# EXERCISE INSTRUCTIONS
Put the lines between the one containing "candle-body: [1405, 299, 1415, 361]" and the one containing "candle-body: [173, 94, 183, 101]", inclusive, into a numbered list, leaving out any blank lines.

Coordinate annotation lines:
***
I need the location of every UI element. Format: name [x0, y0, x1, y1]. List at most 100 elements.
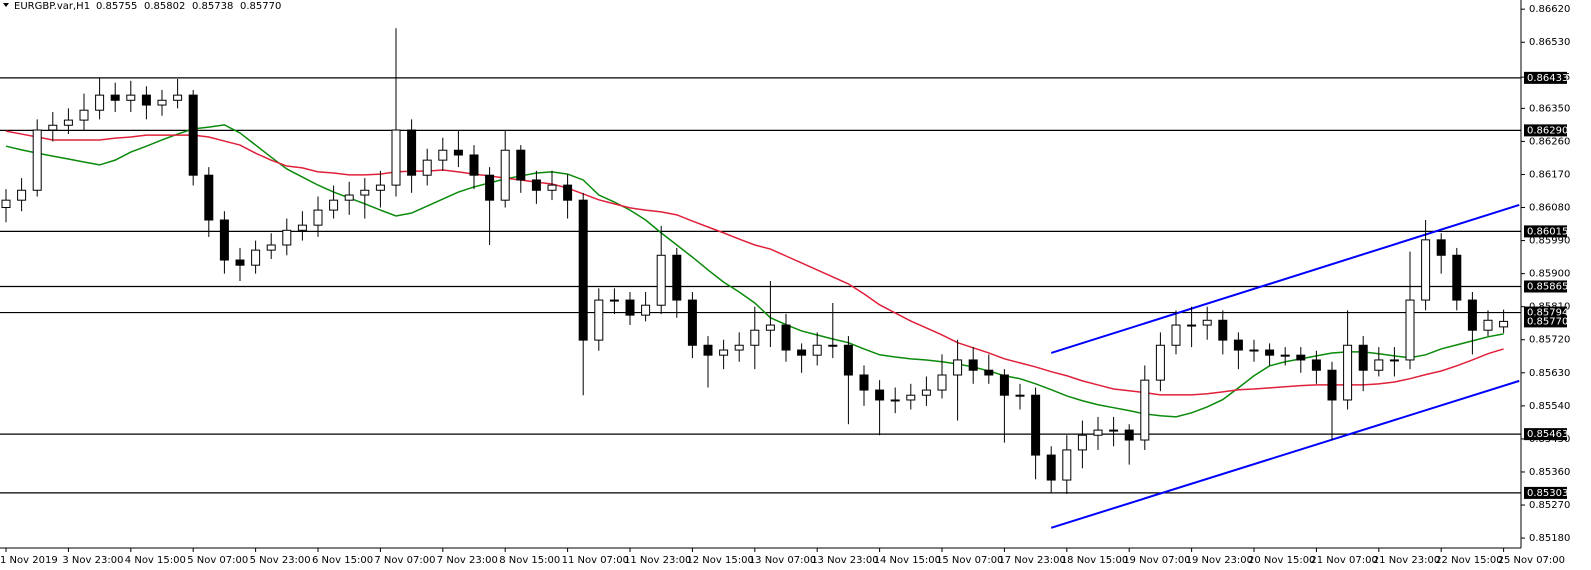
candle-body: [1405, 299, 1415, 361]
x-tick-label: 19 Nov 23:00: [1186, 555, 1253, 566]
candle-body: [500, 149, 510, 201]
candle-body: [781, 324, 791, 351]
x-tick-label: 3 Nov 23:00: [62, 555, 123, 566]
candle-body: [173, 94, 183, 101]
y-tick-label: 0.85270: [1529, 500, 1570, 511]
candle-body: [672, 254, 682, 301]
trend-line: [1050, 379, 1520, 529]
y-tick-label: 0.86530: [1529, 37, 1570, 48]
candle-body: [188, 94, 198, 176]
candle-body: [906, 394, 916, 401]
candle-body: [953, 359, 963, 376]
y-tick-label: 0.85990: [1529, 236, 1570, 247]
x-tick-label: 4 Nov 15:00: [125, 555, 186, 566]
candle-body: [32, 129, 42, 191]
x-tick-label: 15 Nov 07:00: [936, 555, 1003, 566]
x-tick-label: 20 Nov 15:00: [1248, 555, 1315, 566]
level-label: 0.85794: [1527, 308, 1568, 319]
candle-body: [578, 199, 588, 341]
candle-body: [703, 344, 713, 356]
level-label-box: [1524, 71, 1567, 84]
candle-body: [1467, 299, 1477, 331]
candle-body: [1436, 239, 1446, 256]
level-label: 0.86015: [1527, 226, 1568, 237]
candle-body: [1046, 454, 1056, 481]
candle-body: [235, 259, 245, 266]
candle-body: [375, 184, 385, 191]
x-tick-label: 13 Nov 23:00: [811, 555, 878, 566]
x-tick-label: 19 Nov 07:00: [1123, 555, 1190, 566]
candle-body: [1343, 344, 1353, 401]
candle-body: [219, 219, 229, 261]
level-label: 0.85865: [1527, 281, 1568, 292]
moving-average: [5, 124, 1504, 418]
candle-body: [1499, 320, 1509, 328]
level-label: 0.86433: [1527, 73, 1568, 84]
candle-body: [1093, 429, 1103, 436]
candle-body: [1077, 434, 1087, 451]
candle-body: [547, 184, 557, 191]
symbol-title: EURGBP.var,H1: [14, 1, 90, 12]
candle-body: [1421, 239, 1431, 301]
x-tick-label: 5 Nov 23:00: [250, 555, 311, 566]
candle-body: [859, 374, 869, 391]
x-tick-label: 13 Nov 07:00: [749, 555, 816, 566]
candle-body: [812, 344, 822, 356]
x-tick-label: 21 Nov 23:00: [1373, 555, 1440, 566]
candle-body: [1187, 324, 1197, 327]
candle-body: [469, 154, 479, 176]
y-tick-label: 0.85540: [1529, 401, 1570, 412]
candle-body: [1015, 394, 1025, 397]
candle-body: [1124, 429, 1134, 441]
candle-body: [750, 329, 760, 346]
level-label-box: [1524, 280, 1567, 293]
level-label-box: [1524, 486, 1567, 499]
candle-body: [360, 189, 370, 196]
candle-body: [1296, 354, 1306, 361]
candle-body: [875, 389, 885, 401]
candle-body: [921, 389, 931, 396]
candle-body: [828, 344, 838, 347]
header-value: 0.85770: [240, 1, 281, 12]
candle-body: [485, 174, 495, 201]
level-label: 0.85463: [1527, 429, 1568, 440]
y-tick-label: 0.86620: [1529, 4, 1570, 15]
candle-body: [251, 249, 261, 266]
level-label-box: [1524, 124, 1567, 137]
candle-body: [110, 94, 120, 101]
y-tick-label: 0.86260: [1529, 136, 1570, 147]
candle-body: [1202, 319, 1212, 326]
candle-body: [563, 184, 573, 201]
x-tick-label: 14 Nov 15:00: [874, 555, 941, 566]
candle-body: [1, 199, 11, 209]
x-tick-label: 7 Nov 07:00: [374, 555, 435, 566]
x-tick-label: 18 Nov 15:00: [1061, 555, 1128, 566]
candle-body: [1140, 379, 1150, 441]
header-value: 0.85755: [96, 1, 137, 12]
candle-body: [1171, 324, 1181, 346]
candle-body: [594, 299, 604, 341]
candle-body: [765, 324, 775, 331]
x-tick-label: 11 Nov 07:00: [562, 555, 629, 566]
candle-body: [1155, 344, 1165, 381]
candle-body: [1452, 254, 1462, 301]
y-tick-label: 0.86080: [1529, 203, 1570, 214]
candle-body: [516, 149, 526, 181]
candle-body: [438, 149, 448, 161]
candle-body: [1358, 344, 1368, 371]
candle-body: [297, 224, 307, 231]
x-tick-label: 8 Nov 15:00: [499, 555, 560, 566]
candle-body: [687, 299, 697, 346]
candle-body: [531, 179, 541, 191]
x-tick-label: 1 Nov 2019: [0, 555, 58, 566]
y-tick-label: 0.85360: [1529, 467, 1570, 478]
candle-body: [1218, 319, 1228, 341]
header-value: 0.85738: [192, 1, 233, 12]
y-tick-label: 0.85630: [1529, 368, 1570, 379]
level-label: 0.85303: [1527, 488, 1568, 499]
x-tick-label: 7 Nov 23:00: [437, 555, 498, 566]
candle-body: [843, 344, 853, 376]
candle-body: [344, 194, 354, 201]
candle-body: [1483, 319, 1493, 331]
***
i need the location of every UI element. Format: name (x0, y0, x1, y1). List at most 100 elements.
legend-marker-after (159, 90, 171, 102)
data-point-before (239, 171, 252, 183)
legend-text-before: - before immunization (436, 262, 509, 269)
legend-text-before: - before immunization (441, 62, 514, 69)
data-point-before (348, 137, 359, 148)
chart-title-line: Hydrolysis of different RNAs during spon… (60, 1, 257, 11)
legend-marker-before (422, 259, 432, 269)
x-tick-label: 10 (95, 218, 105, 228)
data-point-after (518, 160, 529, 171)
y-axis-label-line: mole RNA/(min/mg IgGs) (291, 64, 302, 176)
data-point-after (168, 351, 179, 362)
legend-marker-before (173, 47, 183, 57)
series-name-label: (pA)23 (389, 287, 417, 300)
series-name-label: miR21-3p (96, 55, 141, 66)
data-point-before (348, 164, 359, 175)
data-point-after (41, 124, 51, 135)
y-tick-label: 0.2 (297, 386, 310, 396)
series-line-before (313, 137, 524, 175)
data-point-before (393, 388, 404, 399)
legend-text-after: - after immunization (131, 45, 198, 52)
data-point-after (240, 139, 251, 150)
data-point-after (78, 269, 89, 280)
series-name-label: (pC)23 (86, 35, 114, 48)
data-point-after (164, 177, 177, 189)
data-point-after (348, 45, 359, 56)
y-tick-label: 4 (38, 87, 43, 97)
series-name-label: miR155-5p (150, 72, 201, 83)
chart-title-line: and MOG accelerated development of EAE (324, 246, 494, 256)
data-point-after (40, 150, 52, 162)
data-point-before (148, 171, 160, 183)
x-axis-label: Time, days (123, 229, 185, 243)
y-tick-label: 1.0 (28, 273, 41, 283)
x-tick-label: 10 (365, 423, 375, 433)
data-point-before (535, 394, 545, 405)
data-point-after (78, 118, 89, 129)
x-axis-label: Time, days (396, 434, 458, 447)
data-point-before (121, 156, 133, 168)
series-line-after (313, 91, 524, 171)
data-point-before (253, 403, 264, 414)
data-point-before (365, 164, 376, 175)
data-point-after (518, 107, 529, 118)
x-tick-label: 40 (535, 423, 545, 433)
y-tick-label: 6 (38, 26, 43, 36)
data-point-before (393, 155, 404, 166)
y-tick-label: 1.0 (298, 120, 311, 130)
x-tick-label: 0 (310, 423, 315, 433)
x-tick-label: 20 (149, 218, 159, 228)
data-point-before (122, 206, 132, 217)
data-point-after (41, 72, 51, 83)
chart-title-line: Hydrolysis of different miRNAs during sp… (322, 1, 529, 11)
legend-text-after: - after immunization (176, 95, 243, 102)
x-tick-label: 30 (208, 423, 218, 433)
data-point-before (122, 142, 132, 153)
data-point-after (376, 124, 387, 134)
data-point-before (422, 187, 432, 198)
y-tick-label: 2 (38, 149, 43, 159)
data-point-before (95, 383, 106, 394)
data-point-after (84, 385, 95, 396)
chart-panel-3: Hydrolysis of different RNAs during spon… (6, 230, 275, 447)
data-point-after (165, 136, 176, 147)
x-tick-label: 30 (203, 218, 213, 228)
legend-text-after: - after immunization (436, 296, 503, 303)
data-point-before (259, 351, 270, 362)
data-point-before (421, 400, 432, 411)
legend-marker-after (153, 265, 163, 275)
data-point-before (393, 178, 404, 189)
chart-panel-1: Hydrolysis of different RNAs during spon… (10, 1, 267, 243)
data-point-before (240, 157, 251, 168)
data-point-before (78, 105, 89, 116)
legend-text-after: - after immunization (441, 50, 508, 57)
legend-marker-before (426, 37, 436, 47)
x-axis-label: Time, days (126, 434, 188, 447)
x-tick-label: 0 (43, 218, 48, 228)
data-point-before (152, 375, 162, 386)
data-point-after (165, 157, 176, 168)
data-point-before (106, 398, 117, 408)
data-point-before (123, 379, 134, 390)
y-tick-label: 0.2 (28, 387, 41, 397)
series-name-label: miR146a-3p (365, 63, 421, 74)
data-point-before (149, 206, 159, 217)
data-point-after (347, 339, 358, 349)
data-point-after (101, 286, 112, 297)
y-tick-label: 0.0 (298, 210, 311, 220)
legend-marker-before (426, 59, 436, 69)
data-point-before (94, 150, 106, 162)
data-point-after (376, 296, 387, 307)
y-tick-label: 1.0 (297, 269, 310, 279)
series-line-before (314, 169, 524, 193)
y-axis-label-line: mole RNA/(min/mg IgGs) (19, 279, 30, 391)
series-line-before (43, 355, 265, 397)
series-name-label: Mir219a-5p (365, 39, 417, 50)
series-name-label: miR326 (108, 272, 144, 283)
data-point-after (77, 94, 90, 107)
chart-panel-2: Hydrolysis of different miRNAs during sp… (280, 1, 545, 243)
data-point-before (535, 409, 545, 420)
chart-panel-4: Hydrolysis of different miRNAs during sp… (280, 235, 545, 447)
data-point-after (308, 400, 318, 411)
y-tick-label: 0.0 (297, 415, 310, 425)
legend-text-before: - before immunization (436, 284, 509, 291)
***
# RESPONSE
1. candle-body: [1405, 299, 1415, 361]
2. x-tick-label: 19 Nov 23:00: [1186, 555, 1253, 566]
3. candle-body: [500, 149, 510, 201]
4. candle-body: [781, 324, 791, 351]
5. x-tick-label: 3 Nov 23:00: [62, 555, 123, 566]
6. candle-body: [173, 94, 183, 101]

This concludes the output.